→ Required task: Type out the material below exactly.

→ Some records:
--------

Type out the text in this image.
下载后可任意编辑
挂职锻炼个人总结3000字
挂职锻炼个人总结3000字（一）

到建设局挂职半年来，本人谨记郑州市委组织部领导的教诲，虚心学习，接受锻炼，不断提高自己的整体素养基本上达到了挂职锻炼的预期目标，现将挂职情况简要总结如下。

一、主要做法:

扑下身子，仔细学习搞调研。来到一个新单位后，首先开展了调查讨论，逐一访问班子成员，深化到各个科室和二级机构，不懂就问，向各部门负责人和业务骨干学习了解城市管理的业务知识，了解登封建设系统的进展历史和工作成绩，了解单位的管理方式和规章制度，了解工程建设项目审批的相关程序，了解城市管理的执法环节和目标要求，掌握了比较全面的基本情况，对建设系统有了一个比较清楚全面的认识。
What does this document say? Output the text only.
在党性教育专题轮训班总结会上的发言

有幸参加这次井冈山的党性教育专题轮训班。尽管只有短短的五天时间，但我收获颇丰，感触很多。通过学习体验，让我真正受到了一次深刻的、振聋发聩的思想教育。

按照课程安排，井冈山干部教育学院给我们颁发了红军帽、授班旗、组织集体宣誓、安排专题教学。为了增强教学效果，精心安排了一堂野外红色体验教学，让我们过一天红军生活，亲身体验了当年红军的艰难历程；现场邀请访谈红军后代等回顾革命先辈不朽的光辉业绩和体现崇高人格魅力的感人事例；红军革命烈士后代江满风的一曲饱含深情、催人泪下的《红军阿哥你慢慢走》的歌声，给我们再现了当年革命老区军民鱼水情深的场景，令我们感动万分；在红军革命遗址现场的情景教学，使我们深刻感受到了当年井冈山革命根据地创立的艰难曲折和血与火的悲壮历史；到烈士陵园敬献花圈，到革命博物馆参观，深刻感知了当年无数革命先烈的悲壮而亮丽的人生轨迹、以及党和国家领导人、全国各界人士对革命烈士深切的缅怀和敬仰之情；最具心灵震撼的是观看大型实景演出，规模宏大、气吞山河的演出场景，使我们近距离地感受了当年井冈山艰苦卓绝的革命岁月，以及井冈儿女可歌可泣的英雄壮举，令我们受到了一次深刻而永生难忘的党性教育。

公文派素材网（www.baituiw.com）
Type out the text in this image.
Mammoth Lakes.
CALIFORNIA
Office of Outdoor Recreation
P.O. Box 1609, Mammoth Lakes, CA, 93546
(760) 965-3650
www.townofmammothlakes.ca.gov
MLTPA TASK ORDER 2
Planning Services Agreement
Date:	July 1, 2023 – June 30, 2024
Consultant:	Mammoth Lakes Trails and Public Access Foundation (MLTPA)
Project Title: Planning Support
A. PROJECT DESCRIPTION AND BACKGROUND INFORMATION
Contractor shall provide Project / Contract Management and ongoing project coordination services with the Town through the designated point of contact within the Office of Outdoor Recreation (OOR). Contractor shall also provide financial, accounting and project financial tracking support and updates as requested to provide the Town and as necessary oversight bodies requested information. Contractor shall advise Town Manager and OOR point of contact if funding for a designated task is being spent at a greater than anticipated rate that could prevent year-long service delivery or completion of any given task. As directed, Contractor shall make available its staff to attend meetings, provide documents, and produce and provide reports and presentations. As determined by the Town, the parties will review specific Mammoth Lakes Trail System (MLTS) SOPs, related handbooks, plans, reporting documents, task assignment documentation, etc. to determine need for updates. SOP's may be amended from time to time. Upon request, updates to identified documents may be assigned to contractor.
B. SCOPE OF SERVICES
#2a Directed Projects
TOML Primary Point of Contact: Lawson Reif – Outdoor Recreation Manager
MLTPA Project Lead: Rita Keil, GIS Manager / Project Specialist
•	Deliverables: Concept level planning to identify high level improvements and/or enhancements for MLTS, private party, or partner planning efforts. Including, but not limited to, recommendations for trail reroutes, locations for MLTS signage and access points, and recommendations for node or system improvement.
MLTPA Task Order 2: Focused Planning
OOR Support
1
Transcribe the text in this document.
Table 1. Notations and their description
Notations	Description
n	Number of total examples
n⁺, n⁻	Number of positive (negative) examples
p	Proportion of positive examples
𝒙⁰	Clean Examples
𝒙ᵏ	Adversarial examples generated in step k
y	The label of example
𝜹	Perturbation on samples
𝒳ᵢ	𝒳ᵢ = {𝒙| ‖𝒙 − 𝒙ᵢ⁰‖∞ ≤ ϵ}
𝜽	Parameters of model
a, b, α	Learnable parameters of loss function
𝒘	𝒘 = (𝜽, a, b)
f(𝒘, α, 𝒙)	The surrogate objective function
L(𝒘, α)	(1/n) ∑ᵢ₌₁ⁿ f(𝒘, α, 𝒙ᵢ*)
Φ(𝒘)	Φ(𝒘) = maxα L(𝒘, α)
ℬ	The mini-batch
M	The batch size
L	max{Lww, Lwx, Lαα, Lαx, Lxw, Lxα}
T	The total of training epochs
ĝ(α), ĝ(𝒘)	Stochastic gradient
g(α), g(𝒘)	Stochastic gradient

--------

→ Exercise answer:
Type out the text in this image.
下载后可任意编辑
挂职锻炼个人总结3000字
挂职锻炼个人总结3000字（一）

到建设局挂职半年来，本人谨记郑州市委组织部领导的教诲，虚心学习，接受锻炼，不断提高自己的整体素养基本上达到了挂职锻炼的预期目标，现将挂职情况简要总结如下。

一、主要做法:

扑下身子，仔细学习搞调研。来到一个新单位后，首先开展了调查讨论，逐一访问班子成员，深化到各个科室和二级机构，不懂就问，向各部门负责人和业务骨干学习了解城市管理的业务知识，了解登封建设系统的进展历史和工作成绩，了解单位的管理方式和规章制度，了解工程建设项目审批的相关程序，了解城市管理的执法环节和目标要求，掌握了比较全面的基本情况，对建设系统有了一个比较清楚全面的认识。
What does this document say? Output the text only.
在党性教育专题轮训班总结会上的发言

有幸参加这次井冈山的党性教育专题轮训班。尽管只有短短的五天时间，但我收获颇丰，感触很多。通过学习体验，让我真正受到了一次深刻的、振聋发聩的思想教育。

按照课程安排，井冈山干部教育学院给我们颁发了红军帽、授班旗、组织集体宣誓、安排专题教学。为了增强教学效果，精心安排了一堂野外红色体验教学，让我们过一天红军生活，亲身体验了当年红军的艰难历程；现场邀请访谈红军后代等回顾革命先辈不朽的光辉业绩和体现崇高人格魅力的感人事例；红军革命烈士后代江满风的一曲饱含深情、催人泪下的《红军阿哥你慢慢走》的歌声，给我们再现了当年革命老区军民鱼水情深的场景，令我们感动万分；在红军革命遗址现场的情景教学，使我们深刻感受到了当年井冈山革命根据地创立的艰难曲折和血与火的悲壮历史；到烈士陵园敬献花圈，到革命博物馆参观，深刻感知了当年无数革命先烈的悲壮而亮丽的人生轨迹、以及党和国家领导人、全国各界人士对革命烈士深切的缅怀和敬仰之情；最具心灵震撼的是观看大型实景演出，规模宏大、气吞山河的演出场景，使我们近距离地感受了当年井冈山艰苦卓绝的革命岁月，以及井冈儿女可歌可泣的英雄壮举，令我们受到了一次深刻而永生难忘的党性教育。

公文派素材网（www.baituiw.com）
Type out the text in this image.
Mammoth Lakes.
CALIFORNIA
Office of Outdoor Recreation
P.O. Box 1609, Mammoth Lakes, CA, 93546
(760) 965-3650
www.townofmammothlakes.ca.gov
MLTPA TASK ORDER 2
Planning Services Agreement
Date:	July 1, 2023 – June 30, 2024
Consultant:	Mammoth Lakes Trails and Public Access Foundation (MLTPA)
Project Title: Planning Support
A. PROJECT DESCRIPTION AND BACKGROUND INFORMATION
Contractor shall provide Project / Contract Management and ongoing project coordination services with the Town through the designated point of contact within the Office of Outdoor Recreation (OOR). Contractor shall also provide financial, accounting and project financial tracking support and updates as requested to provide the Town and as necessary oversight bodies requested information. Contractor shall advise Town Manager and OOR point of contact if funding for a designated task is being spent at a greater than anticipated rate that could prevent year-long service delivery or completion of any given task. As directed, Contractor shall make available its staff to attend meetings, provide documents, and produce and provide reports and presentations. As determined by the Town, the parties will review specific Mammoth Lakes Trail System (MLTS) SOPs, related handbooks, plans, reporting documents, task assignment documentation, etc. to determine need for updates. SOP's may be amended from time to time. Upon request, updates to identified documents may be assigned to contractor.
B. SCOPE OF SERVICES
#2a Directed Projects
TOML Primary Point of Contact: Lawson Reif – Outdoor Recreation Manager
MLTPA Project Lead: Rita Keil, GIS Manager / Project Specialist
•	Deliverables: Concept level planning to identify high level improvements and/or enhancements for MLTS, private party, or partner planning efforts. Including, but not limited to, recommendations for trail reroutes, locations for MLTS signage and access points, and recommendations for node or system improvement.
MLTPA Task Order 2: Focused Planning
OOR Support
1
Transcribe the text in this document.
Table 1. Notations and their description
Notations	Description
n	Number of total examples
n⁺, n⁻	Number of positive (negative) examples
p	Proportion of positive examples
𝒙⁰	Clean Examples
𝒙ᵏ	Adversarial examples generated in step k
y	The label of example
𝜹	Perturbation on samples
𝒳ᵢ	𝒳ᵢ = {𝒙| ‖𝒙 − 𝒙ᵢ⁰‖∞ ≤ ϵ}
𝜽	Parameters of model
a, b, α	Learnable parameters of loss function
𝒘	𝒘 = (𝜽, a, b)
f(𝒘, α, 𝒙)	The surrogate objective function
L(𝒘, α)	(1/n) ∑ᵢ₌₁ⁿ f(𝒘, α, 𝒙ᵢ*)
Φ(𝒘)	Φ(𝒘) = maxα L(𝒘, α)
ℬ	The mini-batch
M	The batch size
L	max{Lww, Lwx, Lαα, Lαx, Lxw, Lxα}
T	The total of training epochs
ĝ(α), ĝ(𝒘)	Stochastic gradient
g(α), g(𝒘)	Stochastic gradient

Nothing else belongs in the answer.